▶ _Exercise directions_: Scan the entries below and extract each line with the word "JSON" in it.

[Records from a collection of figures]
+ + + + +

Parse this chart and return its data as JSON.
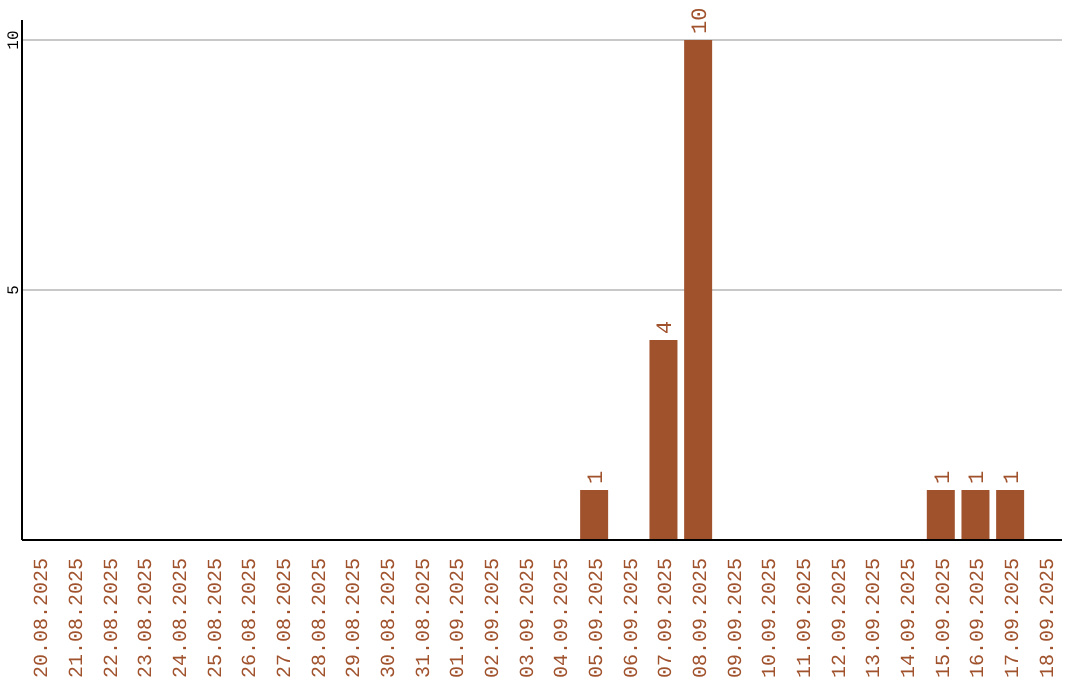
{
  "chart_data": {
    "type": "bar",
    "categories": [
      "20.08.2025",
      "21.08.2025",
      "22.08.2025",
      "23.08.2025",
      "24.08.2025",
      "25.08.2025",
      "26.08.2025",
      "27.08.2025",
      "28.08.2025",
      "29.08.2025",
      "30.08.2025",
      "31.08.2025",
      "01.09.2025",
      "02.09.2025",
      "03.09.2025",
      "04.09.2025",
      "05.09.2025",
      "06.09.2025",
      "07.09.2025",
      "08.09.2025",
      "09.09.2025",
      "10.09.2025",
      "11.09.2025",
      "12.09.2025",
      "13.09.2025",
      "14.09.2025",
      "15.09.2025",
      "16.09.2025",
      "17.09.2025",
      "18.09.2025"
    ],
    "values": [
      0,
      0,
      0,
      0,
      0,
      0,
      0,
      0,
      0,
      0,
      0,
      0,
      0,
      0,
      0,
      0,
      1,
      0,
      4,
      10,
      0,
      0,
      0,
      0,
      0,
      0,
      1,
      1,
      1,
      0
    ],
    "value_labels": [
      null,
      null,
      null,
      null,
      null,
      null,
      null,
      null,
      null,
      null,
      null,
      null,
      null,
      null,
      null,
      null,
      "1",
      null,
      "4",
      "10",
      null,
      null,
      null,
      null,
      null,
      null,
      "1",
      "1",
      "1",
      null
    ],
    "color": "#a0522d",
    "ylim": [
      0,
      10.4
    ],
    "yticks": [
      5,
      10
    ],
    "grid": "y"
  }
}
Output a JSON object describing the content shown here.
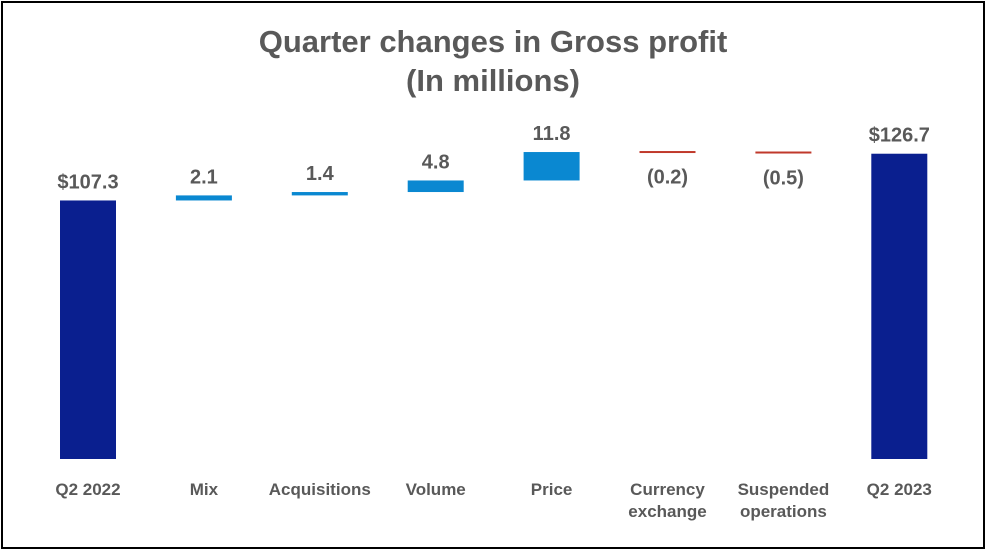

+ + + + +

▶ _Response_:
Parse this chart and return its data as JSON.
Output a JSON object describing the content shown here.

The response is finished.